## Given request:
Each entry below is to be written out exactly, and the pictures are to be left out.
-- begin Dataset rows --
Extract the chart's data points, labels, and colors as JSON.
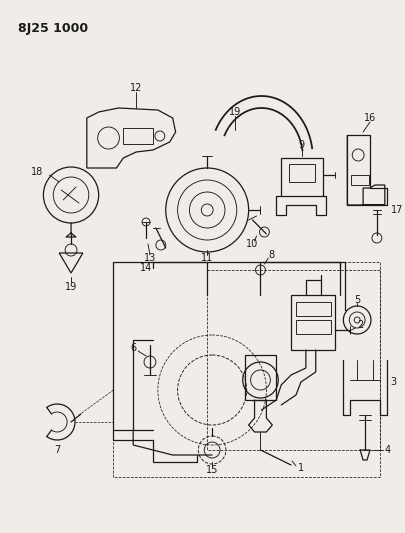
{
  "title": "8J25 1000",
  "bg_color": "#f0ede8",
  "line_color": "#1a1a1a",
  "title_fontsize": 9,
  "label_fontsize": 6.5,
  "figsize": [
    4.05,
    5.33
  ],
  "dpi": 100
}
-- end Dataset rows --
## Result below:
Extract the chart's data points, labels, and colors as JSON.
{
  "title": "8J25 1000",
  "bg_color": "#f0ede8",
  "line_color": "#1a1a1a",
  "title_fontsize": 9,
  "label_fontsize": 6.5,
  "figsize": [
    4.05,
    5.33
  ],
  "dpi": 100
}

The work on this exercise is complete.